== Directive ==
The listing below should be written out exactly; please include all of it.

── Records ──

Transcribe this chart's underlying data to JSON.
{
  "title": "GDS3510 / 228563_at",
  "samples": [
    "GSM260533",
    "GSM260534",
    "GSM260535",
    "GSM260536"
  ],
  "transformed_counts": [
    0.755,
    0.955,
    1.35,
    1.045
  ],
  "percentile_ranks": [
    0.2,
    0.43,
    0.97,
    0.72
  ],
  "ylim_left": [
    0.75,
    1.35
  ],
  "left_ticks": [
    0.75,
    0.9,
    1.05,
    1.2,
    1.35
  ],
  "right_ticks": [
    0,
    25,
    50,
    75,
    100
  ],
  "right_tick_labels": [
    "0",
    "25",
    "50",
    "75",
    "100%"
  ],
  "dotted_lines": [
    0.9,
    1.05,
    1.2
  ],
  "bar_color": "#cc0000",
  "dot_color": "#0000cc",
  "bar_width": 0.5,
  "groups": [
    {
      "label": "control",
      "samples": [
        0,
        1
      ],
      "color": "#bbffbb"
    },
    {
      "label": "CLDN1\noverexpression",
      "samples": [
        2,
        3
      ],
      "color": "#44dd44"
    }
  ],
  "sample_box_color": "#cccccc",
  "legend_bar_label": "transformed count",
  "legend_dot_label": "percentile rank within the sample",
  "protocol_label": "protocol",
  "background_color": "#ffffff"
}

───

== Answer in full ==
Transcribe this chart's underlying data to JSON.
{
  "title": "GDS3510 / 228563_at",
  "samples": [
    "GSM260533",
    "GSM260534",
    "GSM260535",
    "GSM260536"
  ],
  "transformed_counts": [
    0.755,
    0.955,
    1.35,
    1.045
  ],
  "percentile_ranks": [
    0.2,
    0.43,
    0.97,
    0.72
  ],
  "ylim_left": [
    0.75,
    1.35
  ],
  "left_ticks": [
    0.75,
    0.9,
    1.05,
    1.2,
    1.35
  ],
  "right_ticks": [
    0,
    25,
    50,
    75,
    100
  ],
  "right_tick_labels": [
    "0",
    "25",
    "50",
    "75",
    "100%"
  ],
  "dotted_lines": [
    0.9,
    1.05,
    1.2
  ],
  "bar_color": "#cc0000",
  "dot_color": "#0000cc",
  "bar_width": 0.5,
  "groups": [
    {
      "label": "control",
      "samples": [
        0,
        1
      ],
      "color": "#bbffbb"
    },
    {
      "label": "CLDN1\noverexpression",
      "samples": [
        2,
        3
      ],
      "color": "#44dd44"
    }
  ],
  "sample_box_color": "#cccccc",
  "legend_bar_label": "transformed count",
  "legend_dot_label": "percentile rank within the sample",
  "protocol_label": "protocol",
  "background_color": "#ffffff"
}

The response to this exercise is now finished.